[Element and region listings]
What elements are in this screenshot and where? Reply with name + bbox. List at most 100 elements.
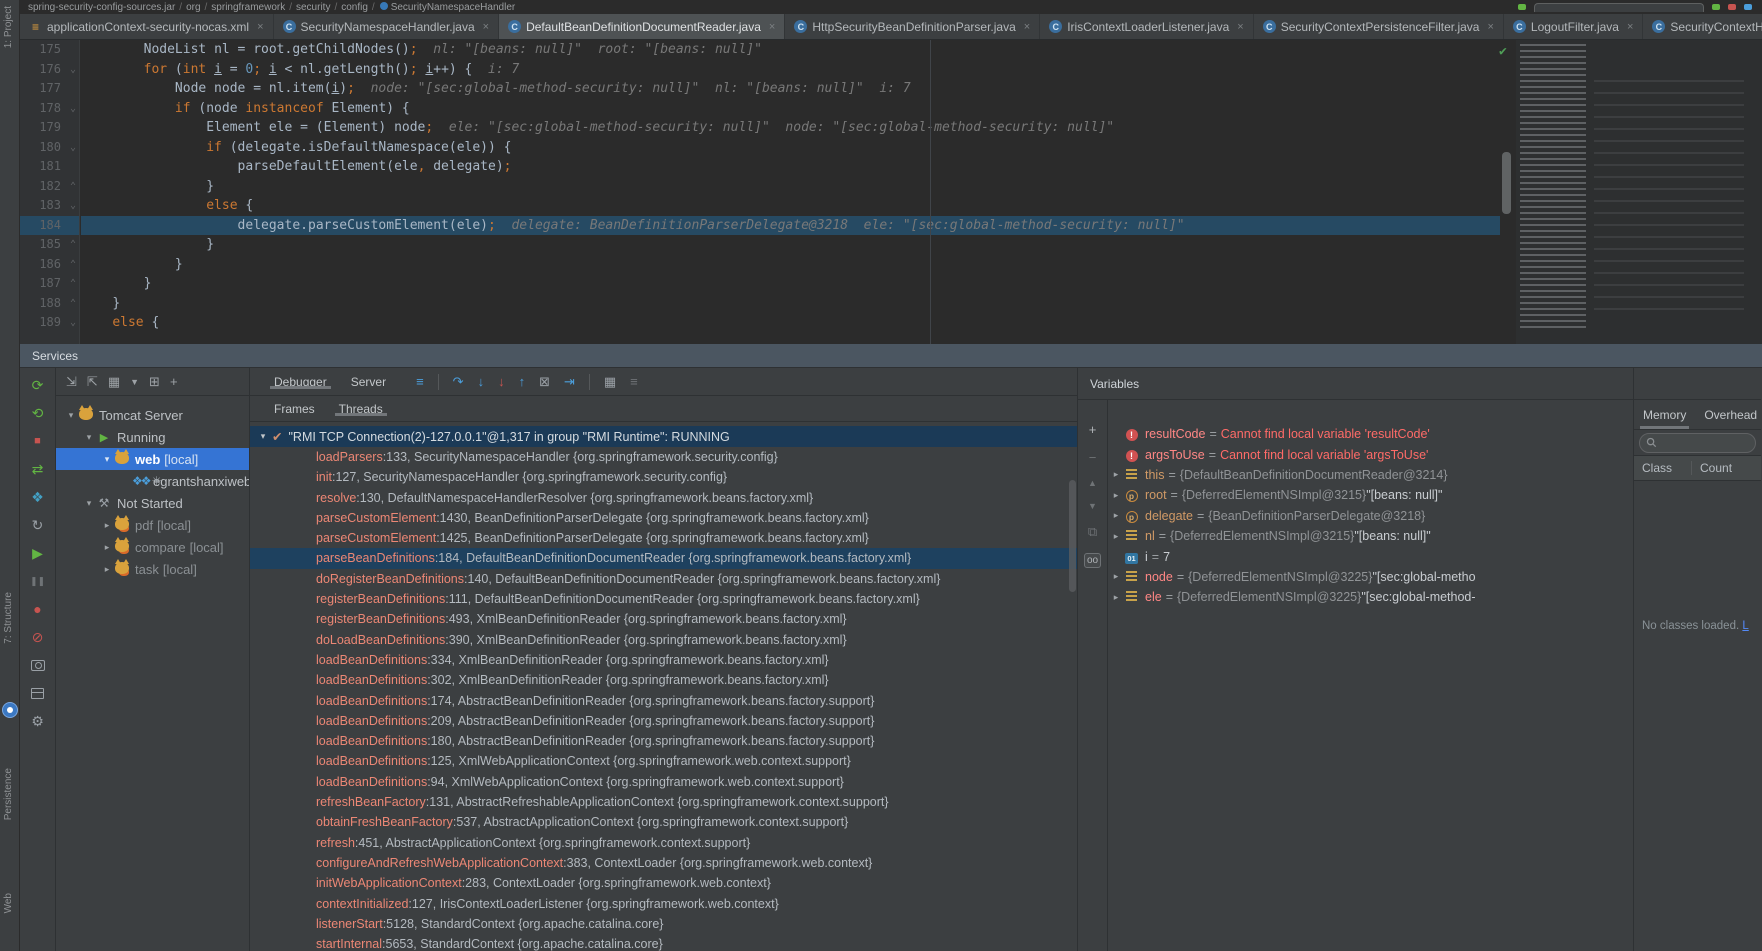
close-icon[interactable]: × — [257, 21, 263, 33]
editor-tab[interactable]: applicationContext-security-nocas.xml× — [20, 14, 274, 39]
close-icon[interactable]: × — [483, 21, 489, 33]
variable-expander-icon[interactable]: ▸ — [1108, 469, 1124, 480]
toolbar-settings-gear-icon[interactable]: ⚙ — [29, 712, 47, 730]
editor-tab[interactable]: CSecurityContextHolder.class× — [1643, 14, 1762, 39]
variable-expander-icon[interactable]: ▸ — [1108, 510, 1124, 521]
stack-frame-row[interactable]: loadBeanDefinitions:209, AbstractBeanDef… — [250, 711, 1077, 731]
column-class[interactable]: Class — [1634, 461, 1692, 475]
gutter-line-number[interactable]: 185⌃ — [20, 235, 79, 255]
chevron-down-icon[interactable]: ▾ — [256, 431, 270, 442]
variable-row-root[interactable]: ▸proot={DeferredElementNSImpl@3215} "[be… — [1108, 485, 1633, 505]
toolbar-run-to-cursor-icon[interactable]: ⇥ — [564, 374, 575, 390]
tree-item-egrantshanxiweb[interactable]: ❖❖✳egrantshanxiweb — [56, 470, 249, 492]
variable-row-this[interactable]: ▸this={DefaultBeanDefinitionDocumentRead… — [1108, 465, 1633, 485]
code-line[interactable]: } — [81, 235, 1500, 255]
editor-tab[interactable]: CSecurityContextPersistenceFilter.java× — [1254, 14, 1504, 39]
gutter-line-number[interactable]: 187⌃ — [20, 274, 79, 294]
toolbar-show-services-icon[interactable]: ⊞ — [149, 374, 160, 390]
code-line[interactable]: else { — [81, 313, 1500, 333]
toolbar-evaluate-expression-icon[interactable]: ▦ — [604, 374, 616, 390]
tab-threads[interactable]: Threads — [327, 402, 395, 416]
editor-code-area[interactable]: NodeList nl = root.getChildNodes(); nl: … — [81, 40, 1500, 344]
variable-row-nl[interactable]: ▸nl={DeferredElementNSImpl@3215} "[beans… — [1108, 526, 1633, 546]
code-line[interactable]: if (node instanceof Element) { — [81, 99, 1500, 119]
stripe-label-persistence[interactable]: Persistence — [3, 768, 14, 820]
stack-frame-row[interactable]: loadBeanDefinitions:180, AbstractBeanDef… — [250, 731, 1077, 751]
stack-frame-row[interactable]: obtainFreshBeanFactory:537, AbstractAppl… — [250, 812, 1077, 832]
debug-button[interactable] — [1712, 4, 1720, 10]
breadcrumb-segment[interactable]: SecurityNamespaceHandler — [391, 2, 516, 13]
code-line[interactable]: } — [81, 294, 1500, 314]
variable-row-ele[interactable]: ▸ele={DeferredElementNSImpl@3225} "[sec:… — [1108, 587, 1633, 607]
toolbar-add-watch-icon[interactable]: + — [1089, 422, 1097, 437]
toolbar-restart-debugger-icon[interactable]: ⟲ — [29, 404, 47, 422]
toolbar-update-application-icon[interactable]: ⇄ — [29, 460, 47, 478]
toolbar-show-execution-point-icon[interactable]: ≡ — [416, 374, 424, 389]
stack-frame-row[interactable]: parseCustomElement:1430, BeanDefinitionP… — [250, 508, 1077, 528]
stack-frame-row[interactable]: loadBeanDefinitions:94, XmlWebApplicatio… — [250, 772, 1077, 792]
tab-debugger[interactable]: Debugger — [262, 375, 339, 389]
stack-frame-row[interactable]: loadBeanDefinitions:334, XmlBeanDefiniti… — [250, 650, 1077, 670]
stack-frame-row[interactable]: doLoadBeanDefinitions:390, XmlBeanDefini… — [250, 630, 1077, 650]
tree-item-not-started[interactable]: ▾⚒Not Started — [56, 492, 249, 514]
gutter-line-number[interactable]: 186⌃ — [20, 255, 79, 275]
tree-item-tomcat-server[interactable]: ▾Tomcat Server — [56, 404, 249, 426]
run-configuration-combo[interactable] — [1534, 3, 1704, 12]
stack-frame-row[interactable]: loadParsers:133, SecurityNamespaceHandle… — [250, 447, 1077, 467]
toolbar-remove-watch-icon[interactable]: − — [1089, 450, 1097, 465]
toolbar-collapse-all-icon[interactable]: ⇱ — [87, 374, 98, 390]
run-button[interactable] — [1518, 4, 1526, 10]
stack-frame-row[interactable]: loadBeanDefinitions:125, XmlWebApplicati… — [250, 751, 1077, 771]
code-line[interactable]: parseDefaultElement(ele, delegate); — [81, 157, 1500, 177]
fold-marker-icon[interactable]: ⌄ — [70, 138, 76, 158]
services-panel-header[interactable]: Services — [20, 344, 1762, 368]
stack-frame-row[interactable]: registerBeanDefinitions:493, XmlBeanDefi… — [250, 609, 1077, 629]
variable-expander-icon[interactable]: ▸ — [1108, 490, 1124, 501]
stack-frame-row[interactable]: registerBeanDefinitions:111, DefaultBean… — [250, 589, 1077, 609]
variable-row-node[interactable]: ▸node={DeferredElementNSImpl@3225} "[sec… — [1108, 567, 1633, 587]
stack-frame-row[interactable]: listenerStart:5128, StandardContext {org… — [250, 914, 1077, 934]
variable-row-resultCode[interactable]: !resultCode=Cannot find local variable '… — [1108, 424, 1633, 444]
variable-expander-icon[interactable]: ▸ — [1108, 531, 1124, 542]
stripe-label--project[interactable]: 1: Project — [3, 6, 14, 48]
editor-tab[interactable]: CHttpSecurityBeanDefinitionParser.java× — [785, 14, 1040, 39]
toolbar-layout-settings-icon[interactable] — [29, 684, 47, 702]
gutter-line-number[interactable]: 176⌄ — [20, 60, 79, 80]
stack-frame-row[interactable]: parseBeanDefinitions:184, DefaultBeanDef… — [250, 548, 1077, 568]
editor-gutter[interactable]: 175176⌄177178⌄179180⌄181182⌃183⌄184185⌃1… — [20, 40, 80, 344]
variable-expander-icon[interactable]: ▸ — [1108, 571, 1124, 582]
toolbar-expand-all-icon[interactable]: ⇲ — [66, 374, 77, 390]
toolbar-move-down-icon[interactable]: ▼ — [1088, 501, 1097, 511]
breadcrumb-segment[interactable]: security — [296, 2, 330, 13]
toolbar-add-service-icon[interactable]: + — [170, 374, 178, 389]
toolbar-step-into-icon[interactable]: ↓ — [478, 374, 485, 389]
stack-frame-row[interactable]: initWebApplicationContext:283, ContextLo… — [250, 873, 1077, 893]
gutter-line-number[interactable]: 184 — [20, 216, 79, 236]
breadcrumb-segment[interactable]: spring-security-config-sources.jar — [28, 2, 175, 13]
tree-item-running[interactable]: ▾▶Running — [56, 426, 249, 448]
stack-frame-row[interactable]: contextInitialized:127, IrisContextLoade… — [250, 894, 1077, 914]
stack-frame-row[interactable]: init:127, SecurityNamespaceHandler {org.… — [250, 467, 1077, 487]
variable-row-i[interactable]: 01i=7 — [1108, 546, 1633, 566]
code-line[interactable]: } — [81, 177, 1500, 197]
toolbar-step-over-icon[interactable]: ↷ — [453, 374, 464, 390]
stripe-label-web[interactable]: Web — [3, 893, 14, 913]
toolbar-resume-program-icon[interactable]: ▶ — [29, 544, 47, 562]
stack-frame-row[interactable]: startInternal:5653, StandardContext {org… — [250, 934, 1077, 951]
code-minimap[interactable] — [1516, 40, 1762, 344]
stack-frame-row[interactable]: loadBeanDefinitions:174, AbstractBeanDef… — [250, 691, 1077, 711]
toolbar-filter-icon[interactable]: ▼ — [130, 377, 139, 387]
fold-marker-icon[interactable]: ⌃ — [70, 274, 76, 294]
gutter-line-number[interactable]: 183⌄ — [20, 196, 79, 216]
code-line[interactable]: for (int i = 0; i < nl.getLength(); i++)… — [81, 60, 1500, 80]
load-classes-link[interactable]: L — [1742, 620, 1748, 632]
close-icon[interactable]: × — [1024, 21, 1030, 33]
fold-marker-icon[interactable]: ⌃ — [70, 294, 76, 314]
breadcrumb-segment[interactable]: org — [186, 2, 200, 13]
stop-button[interactable] — [1728, 4, 1736, 10]
close-icon[interactable]: × — [1627, 21, 1633, 33]
fold-marker-icon[interactable]: ⌃ — [70, 235, 76, 255]
variable-expander-icon[interactable]: ▸ — [1108, 592, 1124, 603]
stack-frame-row[interactable]: refresh:451, AbstractApplicationContext … — [250, 833, 1077, 853]
editor-scrollbar-thumb[interactable] — [1502, 152, 1511, 214]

Direction →
Update the lines from the line with "close-icon[interactable]: × — [257, 21, 263, 33]" to the line with "235, 1500, 255]", replacing "variable-expander-icon" with "variable-toggle-icon" and leaving everything else unchanged. Return only those lines.

Complete answer →
close-icon[interactable]: × — [257, 21, 263, 33]
editor-tab[interactable]: applicationContext-security-nocas.xml× — [20, 14, 274, 39]
close-icon[interactable]: × — [483, 21, 489, 33]
variable-toggle-icon[interactable]: ▸ — [1108, 469, 1124, 480]
toolbar-settings-gear-icon[interactable]: ⚙ — [29, 712, 47, 730]
editor-tab[interactable]: CSecurityContextHolder.class× — [1643, 14, 1762, 39]
variable-toggle-icon[interactable]: ▸ — [1108, 510, 1124, 521]
stack-frame-row[interactable]: loadBeanDefinitions:209, AbstractBeanDef… — [250, 711, 1077, 731]
column-class[interactable]: Class — [1634, 461, 1692, 475]
gutter-line-number[interactable]: 185⌃ — [20, 235, 79, 255]
chevron-down-icon[interactable]: ▾ — [256, 431, 270, 442]
variable-row-root[interactable]: ▸proot={DeferredElementNSImpl@3215} "[be… — [1108, 485, 1633, 505]
toolbar-run-to-cursor-icon[interactable]: ⇥ — [564, 374, 575, 390]
tree-item-egrantshanxiweb[interactable]: ❖❖✳egrantshanxiweb — [56, 470, 249, 492]
variable-row-this[interactable]: ▸this={DefaultBeanDefinitionDocumentRead… — [1108, 465, 1633, 485]
code-line[interactable]: } — [81, 235, 1500, 255]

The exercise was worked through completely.